START Document segment
If your pedal is still spongy, then you still have air in the brake lines, the rear brake shoe clearance is excessive, or the master cylinder you installed is defective.

Where did you get the master cylinder you installed? New? What brand? Used? How do you know that it's good?


----------



## shwathebuck (Oct 5, 2008)

germancarnut51 said:


> If your pedal is still spongy, then you still have air in the brake lines, the rear brake shoe clearance is excessive, or the master cylinder you installed is defective.
> 
> Where did you get the master cylinder you installed? New? What brand? Used? How do you know that it's good?



I got the Master cylinder from work, brand new. Its Centric Brand, and i know its good cause i have pedal pressure, im pretty sure i still have air in the lines. 

Forgot to mention, when i pulled the old master out, i got all the fluid out of it before hand, and when i pulled it off the booster, i noticed the booster was half full of brake fluid, so i drained it completely with a syringe and piece of clear tube. Im gonna bleed the brakes one last time tomorrow after work and see what i get.

Thanks again


----------



## germancarnut51 (Mar 23, 2008)

shwathebuck said:


> I got the Master cylinder from work, brand new. Its Centric Brand, and i know its good cause i have pedal pressure, im pretty sure i still have air in the lines.
> 
> Forgot to mention, when i pulled the old master out, i got all the fluid out of it before hand, and when i pulled it off the booster, i noticed the booster was half full of brake fluid, so i drained it completely with a syringe and piece of clear tube. Im gonna bleed the brakes one last time tomorrow after work and see what i get.
> 
> Thanks again


Some of the Centric stuff is CRAP, and some of it is good stuff (house marked major manufacturer stuff like: Axxis/Repco/PBR brake pads).

Other stuff is low cost Chinese made junk.

Personally, I would not use any generic parts. Obviously the master cylinder you got was made to be used on multiple cars (maybe not even all VWs). I'd return it myself. Just because you can get a part from work cheap, doesn't make the part worth installing.


----------
END Document segment
START Data lines
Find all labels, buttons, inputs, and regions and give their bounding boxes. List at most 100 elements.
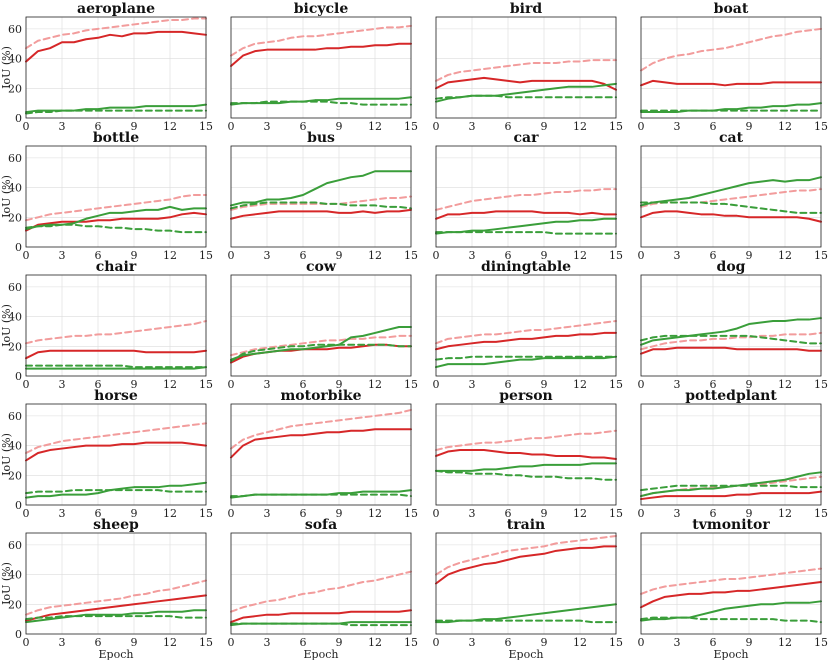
END Data lines
# What is asked:
In the brake forum thread, what did the poster notice about the booster after pulling the old master cylinder off it?

# Expected output:
The booster was half full of brake fluid.